Kalb, İmâm-ı Rabbânî’nin (r.a.) beyân ettiği gibi, sâir aynalara muhâlif olarak onda tecellî edeni hisseder bir şuûru vardır. Kalb bir kumandan gibi, letâif askerleriyle kahramanâne maksada yürüsün. Yoksa, kalb, yalnız kendini kurtarmak için askerini bırakıp tek başıyla gitmek, medar-ı iftihar değil, belki netice-i ıztırardır.Kalb çekirdeği terbiye görmezse, kuru bir çekirdek kalarak nûra inkılâb edinceye kadar ateş ile yanması lâzımdır. Kalbdeki hadsiz istidâd-ı Muhabbet; hadsiz bir Cemâl-i Bâkiye mâlik bir Zâta tevcih etmek için verilmiştir. Öyleyse o emâneti maksâd-ı hakîkîyesinde kullanmak gerek.

Kalbden Maksad sanevberî (çam kozalağı) gibi bir et parçası değildir. Melekât ve ma’lûmât-ı kalbiye, alelekser kulak penceresinden girerler. Kalb Gözü sanki cevâhire bir hazîne olmak üzere Cenâb-ı Hak tarafından yapılan bir binadır. Kalb için pek çok hizmetçi vardır ki, o hâdimler kalbin hayatıyla hayat bulup inbisât ederlerse, kocaman kâinât onlara tenezzüh ve seyrangâh olur.

Kalbin dâire-i hayatı geniştir. Kalb-i insan, kâinâtı içine alabilir ve o kadar muhabbet taşıyabilir. Kalbi işlettirmek için en büyük vâsıta; velâyet merâtibinde zikr-i ilâhî ile tarîkat yolunda hakâik-i îmâniyeye teveccüh etmektir. Kalbin göz bebeğinde şems-i ezelî’nin aks-i nurunu yerleştirmek, hayâtın saâdet içindeki kemâlidir. Kalbin dünyayı dolduracak kadar hem emelleri, hem de düşmanları vardır.

Kalbin Esmâ-i Hüsnâ’nın bütün nûrlarına ihtiyâçları vardır. İhtiyâcât sâikâsiyla âlemin envaıyla, eczâsıyla pek çok alâkaları vardır. Öyle bir kâbiliyeti vardır ki, bir harita veya bir fihriste gibi bütün âlemi temsil eder. Kalbin Bâtını âyine-i Samed’dir ve O’na mahsûstur. Kalbin Bâtınını Allah, îmân, ma’rifet ve muhabbeti için yaratmıştır. Zahir-i kalb ise sair şeylere müheyyedır.

> **Sağlanan Veriler**:

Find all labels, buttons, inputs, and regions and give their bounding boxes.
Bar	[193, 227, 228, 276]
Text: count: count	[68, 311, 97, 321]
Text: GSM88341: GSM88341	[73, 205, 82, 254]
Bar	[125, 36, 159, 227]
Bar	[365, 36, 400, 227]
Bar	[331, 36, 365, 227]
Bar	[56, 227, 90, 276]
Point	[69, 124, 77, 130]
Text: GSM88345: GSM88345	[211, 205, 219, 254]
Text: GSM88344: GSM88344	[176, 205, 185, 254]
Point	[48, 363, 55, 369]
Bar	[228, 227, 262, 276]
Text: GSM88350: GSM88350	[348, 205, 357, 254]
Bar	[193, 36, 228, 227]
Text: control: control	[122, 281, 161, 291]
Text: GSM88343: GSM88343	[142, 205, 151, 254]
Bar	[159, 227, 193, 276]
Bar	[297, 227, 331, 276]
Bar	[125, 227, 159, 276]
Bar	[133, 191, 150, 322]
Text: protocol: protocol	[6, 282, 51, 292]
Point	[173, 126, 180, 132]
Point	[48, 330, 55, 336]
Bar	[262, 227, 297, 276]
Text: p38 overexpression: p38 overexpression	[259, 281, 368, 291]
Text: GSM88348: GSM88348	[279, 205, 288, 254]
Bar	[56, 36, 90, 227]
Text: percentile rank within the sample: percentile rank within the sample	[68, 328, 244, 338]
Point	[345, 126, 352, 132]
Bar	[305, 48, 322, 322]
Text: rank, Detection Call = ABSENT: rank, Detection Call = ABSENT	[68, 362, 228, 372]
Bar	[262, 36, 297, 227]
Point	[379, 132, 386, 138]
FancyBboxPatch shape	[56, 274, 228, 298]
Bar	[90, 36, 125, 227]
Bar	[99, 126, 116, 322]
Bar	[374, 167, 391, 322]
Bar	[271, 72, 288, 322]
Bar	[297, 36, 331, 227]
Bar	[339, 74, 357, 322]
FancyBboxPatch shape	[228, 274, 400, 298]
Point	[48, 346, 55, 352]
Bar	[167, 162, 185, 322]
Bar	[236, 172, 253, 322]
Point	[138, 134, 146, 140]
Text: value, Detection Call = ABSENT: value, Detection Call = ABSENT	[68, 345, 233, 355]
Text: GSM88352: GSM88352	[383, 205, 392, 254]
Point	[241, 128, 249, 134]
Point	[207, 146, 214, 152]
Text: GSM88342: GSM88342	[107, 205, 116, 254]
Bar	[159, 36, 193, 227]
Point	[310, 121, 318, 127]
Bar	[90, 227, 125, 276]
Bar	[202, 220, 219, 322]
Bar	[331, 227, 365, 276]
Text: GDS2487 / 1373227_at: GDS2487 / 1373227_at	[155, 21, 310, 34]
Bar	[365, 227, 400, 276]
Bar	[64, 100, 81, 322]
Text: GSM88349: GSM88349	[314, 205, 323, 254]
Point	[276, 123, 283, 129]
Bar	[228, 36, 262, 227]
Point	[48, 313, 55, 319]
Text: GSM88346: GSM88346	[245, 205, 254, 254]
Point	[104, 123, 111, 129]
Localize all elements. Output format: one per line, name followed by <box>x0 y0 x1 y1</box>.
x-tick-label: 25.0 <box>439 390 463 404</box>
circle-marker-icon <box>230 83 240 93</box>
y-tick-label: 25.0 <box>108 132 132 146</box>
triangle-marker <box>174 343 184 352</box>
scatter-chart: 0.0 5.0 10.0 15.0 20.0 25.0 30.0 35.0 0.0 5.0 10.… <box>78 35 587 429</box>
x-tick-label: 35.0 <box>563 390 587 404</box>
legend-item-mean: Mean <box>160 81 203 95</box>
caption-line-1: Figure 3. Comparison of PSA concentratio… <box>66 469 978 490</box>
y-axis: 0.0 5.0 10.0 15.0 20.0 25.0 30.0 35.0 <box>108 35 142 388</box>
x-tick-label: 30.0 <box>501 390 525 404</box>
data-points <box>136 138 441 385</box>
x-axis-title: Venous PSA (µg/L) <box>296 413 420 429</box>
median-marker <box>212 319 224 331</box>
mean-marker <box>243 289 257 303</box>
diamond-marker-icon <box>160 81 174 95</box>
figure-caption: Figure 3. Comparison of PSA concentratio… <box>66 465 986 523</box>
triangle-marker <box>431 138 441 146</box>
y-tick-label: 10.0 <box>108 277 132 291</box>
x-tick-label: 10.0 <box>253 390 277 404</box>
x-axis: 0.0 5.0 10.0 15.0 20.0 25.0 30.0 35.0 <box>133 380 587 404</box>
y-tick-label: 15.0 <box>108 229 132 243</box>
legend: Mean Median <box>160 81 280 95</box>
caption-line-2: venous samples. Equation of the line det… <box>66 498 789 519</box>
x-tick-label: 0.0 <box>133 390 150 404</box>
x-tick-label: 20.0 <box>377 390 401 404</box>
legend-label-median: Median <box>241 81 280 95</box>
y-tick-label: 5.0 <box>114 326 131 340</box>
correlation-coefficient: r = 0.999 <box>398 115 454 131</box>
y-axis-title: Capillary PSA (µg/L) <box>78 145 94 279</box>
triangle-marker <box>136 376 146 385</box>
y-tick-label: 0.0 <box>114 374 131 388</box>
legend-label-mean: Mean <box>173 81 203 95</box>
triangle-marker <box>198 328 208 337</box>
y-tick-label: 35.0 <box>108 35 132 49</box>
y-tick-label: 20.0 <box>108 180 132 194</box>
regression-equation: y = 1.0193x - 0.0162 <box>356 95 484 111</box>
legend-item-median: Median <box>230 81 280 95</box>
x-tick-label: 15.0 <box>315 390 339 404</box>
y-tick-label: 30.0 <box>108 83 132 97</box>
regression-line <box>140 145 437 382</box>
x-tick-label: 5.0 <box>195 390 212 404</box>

> **Görevler**:
(1) Kalp üzerine metne göre Allah kalbin bâtınını ne için yaratmıştır?
(2) Lütfen kalp üzerine metinden "Kalbin Esmâ-i Hüsnâ’nın" ile "sair şeylere müheyyedır." arasındaki kısmı, bu ikisi de dâhil, birebir yazın.

> **Görev Yanıtları**:
(1) Îmân, ma’rifet ve muhabbet için.

(2)
Kalbin Esmâ-i Hüsnâ’nın bütün nûrlarına ihtiyâçları vardır. İhtiyâcât sâikâsiyla âlemin envaıyla, eczâsıyla pek çok alâkaları vardır. Öyle bir kâbiliyeti vardır ki, bir harita veya bir fihriste gibi bütün âlemi temsil eder. Kalbin Bâtını âyine-i Samed’dir ve O’na mahsûstur. Kalbin Bâtınını Allah, îmân, ma’rifet ve muhabbeti için yaratmıştır. Zahir-i kalb ise sair şeylere müheyyedır.